SHORT TASK -> Give the lines again exactly, from the one holding "What text is on this page?" to the last line of the listing below, both ends included and nothing added.

[Items from a dataset]

┄┄┄┄┄┄

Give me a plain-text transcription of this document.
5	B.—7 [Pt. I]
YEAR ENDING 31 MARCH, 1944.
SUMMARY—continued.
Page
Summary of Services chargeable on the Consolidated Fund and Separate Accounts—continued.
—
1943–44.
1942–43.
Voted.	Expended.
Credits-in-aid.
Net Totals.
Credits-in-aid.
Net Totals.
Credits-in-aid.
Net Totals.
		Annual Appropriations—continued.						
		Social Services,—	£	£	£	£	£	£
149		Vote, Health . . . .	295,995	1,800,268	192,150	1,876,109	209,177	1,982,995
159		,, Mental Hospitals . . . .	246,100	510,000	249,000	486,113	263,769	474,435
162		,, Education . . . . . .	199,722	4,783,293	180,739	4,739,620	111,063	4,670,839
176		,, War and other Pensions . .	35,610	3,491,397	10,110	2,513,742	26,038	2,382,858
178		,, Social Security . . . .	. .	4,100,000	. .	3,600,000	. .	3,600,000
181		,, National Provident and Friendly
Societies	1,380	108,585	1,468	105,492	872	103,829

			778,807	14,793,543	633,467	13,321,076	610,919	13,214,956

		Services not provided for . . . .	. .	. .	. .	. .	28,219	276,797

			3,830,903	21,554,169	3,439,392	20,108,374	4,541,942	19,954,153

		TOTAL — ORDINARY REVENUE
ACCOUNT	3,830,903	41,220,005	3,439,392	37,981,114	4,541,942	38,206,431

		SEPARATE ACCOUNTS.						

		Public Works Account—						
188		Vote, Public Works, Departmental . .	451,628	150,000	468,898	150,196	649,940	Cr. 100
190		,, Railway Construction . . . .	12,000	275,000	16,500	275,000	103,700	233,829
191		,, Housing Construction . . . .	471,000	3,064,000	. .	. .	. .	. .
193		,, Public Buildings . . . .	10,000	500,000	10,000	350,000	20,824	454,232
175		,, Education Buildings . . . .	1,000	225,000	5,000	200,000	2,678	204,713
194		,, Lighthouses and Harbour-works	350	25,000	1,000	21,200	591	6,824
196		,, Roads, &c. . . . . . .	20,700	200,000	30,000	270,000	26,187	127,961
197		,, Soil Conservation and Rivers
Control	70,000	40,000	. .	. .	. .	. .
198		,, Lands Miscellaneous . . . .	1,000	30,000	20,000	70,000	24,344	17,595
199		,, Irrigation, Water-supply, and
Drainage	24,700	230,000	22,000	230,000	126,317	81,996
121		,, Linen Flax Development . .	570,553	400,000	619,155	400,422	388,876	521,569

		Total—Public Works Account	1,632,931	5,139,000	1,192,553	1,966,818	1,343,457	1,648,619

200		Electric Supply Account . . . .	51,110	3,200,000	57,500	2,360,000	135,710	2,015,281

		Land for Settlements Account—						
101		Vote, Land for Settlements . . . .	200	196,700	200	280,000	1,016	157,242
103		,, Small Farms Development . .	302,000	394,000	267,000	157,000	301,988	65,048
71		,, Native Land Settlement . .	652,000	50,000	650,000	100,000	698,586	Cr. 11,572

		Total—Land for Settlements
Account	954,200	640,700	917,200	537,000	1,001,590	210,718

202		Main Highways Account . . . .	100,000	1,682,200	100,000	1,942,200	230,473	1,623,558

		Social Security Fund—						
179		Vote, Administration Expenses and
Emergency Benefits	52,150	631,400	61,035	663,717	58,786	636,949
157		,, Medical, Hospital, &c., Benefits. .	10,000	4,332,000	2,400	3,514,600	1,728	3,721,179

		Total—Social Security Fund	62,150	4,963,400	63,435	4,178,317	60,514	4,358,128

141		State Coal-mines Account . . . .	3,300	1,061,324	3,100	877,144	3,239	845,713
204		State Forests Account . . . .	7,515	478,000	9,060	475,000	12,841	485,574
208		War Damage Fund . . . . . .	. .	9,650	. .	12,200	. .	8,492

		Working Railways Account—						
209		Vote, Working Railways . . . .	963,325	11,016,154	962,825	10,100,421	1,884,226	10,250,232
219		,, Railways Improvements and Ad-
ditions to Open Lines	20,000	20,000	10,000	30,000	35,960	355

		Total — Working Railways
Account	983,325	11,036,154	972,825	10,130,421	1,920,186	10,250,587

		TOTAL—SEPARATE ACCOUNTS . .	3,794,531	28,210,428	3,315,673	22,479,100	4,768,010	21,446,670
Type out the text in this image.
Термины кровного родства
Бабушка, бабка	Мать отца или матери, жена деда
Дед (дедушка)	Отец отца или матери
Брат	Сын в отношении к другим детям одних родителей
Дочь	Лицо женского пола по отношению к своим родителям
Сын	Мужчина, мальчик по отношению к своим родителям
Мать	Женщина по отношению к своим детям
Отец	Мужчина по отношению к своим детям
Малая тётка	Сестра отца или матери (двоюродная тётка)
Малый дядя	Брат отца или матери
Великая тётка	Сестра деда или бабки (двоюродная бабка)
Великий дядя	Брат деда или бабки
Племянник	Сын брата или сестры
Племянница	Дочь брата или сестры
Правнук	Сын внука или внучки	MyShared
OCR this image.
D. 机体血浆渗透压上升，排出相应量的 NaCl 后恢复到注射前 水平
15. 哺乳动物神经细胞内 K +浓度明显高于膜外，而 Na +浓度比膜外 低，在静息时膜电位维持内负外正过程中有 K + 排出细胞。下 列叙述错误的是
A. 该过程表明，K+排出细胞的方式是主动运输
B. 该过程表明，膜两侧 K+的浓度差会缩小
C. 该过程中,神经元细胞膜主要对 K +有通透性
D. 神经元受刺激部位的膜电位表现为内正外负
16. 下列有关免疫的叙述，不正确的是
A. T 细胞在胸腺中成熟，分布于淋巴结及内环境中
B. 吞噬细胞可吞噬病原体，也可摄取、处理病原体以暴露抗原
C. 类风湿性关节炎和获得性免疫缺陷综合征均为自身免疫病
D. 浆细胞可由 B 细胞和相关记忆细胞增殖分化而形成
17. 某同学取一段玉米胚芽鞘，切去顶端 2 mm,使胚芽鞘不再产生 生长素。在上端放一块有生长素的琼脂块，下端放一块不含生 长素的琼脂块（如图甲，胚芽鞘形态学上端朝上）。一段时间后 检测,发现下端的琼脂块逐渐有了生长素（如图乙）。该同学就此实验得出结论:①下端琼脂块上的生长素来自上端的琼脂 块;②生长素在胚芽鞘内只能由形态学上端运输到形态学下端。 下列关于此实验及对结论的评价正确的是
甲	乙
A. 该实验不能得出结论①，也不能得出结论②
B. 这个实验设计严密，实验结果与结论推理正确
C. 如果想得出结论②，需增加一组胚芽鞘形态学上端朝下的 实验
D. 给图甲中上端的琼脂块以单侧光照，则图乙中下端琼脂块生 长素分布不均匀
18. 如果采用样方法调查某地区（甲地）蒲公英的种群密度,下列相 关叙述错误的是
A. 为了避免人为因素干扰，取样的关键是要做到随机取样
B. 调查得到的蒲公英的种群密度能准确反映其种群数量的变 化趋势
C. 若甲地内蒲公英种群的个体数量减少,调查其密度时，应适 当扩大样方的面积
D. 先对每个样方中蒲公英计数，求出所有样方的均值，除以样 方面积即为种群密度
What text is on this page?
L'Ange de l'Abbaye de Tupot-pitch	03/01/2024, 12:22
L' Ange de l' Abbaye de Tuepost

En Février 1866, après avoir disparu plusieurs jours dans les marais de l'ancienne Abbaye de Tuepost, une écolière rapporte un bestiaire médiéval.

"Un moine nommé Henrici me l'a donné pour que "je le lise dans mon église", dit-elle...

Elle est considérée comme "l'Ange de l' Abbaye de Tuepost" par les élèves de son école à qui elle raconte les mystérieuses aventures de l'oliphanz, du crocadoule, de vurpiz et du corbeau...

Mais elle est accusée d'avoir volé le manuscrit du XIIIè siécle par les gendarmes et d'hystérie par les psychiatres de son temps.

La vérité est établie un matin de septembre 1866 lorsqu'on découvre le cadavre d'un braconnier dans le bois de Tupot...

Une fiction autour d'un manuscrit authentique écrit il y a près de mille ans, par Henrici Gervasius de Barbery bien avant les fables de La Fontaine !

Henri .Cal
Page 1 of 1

┄┄┄┄┄┄

SOLUTION FOR THIS EXERCISE ->
What text is on this page?
L'Ange de l'Abbaye de Tupot-pitch	03/01/2024, 12:22
L' Ange de l' Abbaye de Tuepost

En Février 1866, après avoir disparu plusieurs jours dans les marais de l'ancienne Abbaye de Tuepost, une écolière rapporte un bestiaire médiéval.

"Un moine nommé Henrici me l'a donné pour que "je le lise dans mon église", dit-elle...

Elle est considérée comme "l'Ange de l' Abbaye de Tuepost" par les élèves de son école à qui elle raconte les mystérieuses aventures de l'oliphanz, du crocadoule, de vurpiz et du corbeau...

Mais elle est accusée d'avoir volé le manuscrit du XIIIè siécle par les gendarmes et d'hystérie par les psychiatres de son temps.

La vérité est établie un matin de septembre 1866 lorsqu'on découvre le cadavre d'un braconnier dans le bois de Tupot...

Une fiction autour d'un manuscrit authentique écrit il y a près de mille ans, par Henrici Gervasius de Barbery bien avant les fables de La Fontaine !

Henri .Cal
Page 1 of 1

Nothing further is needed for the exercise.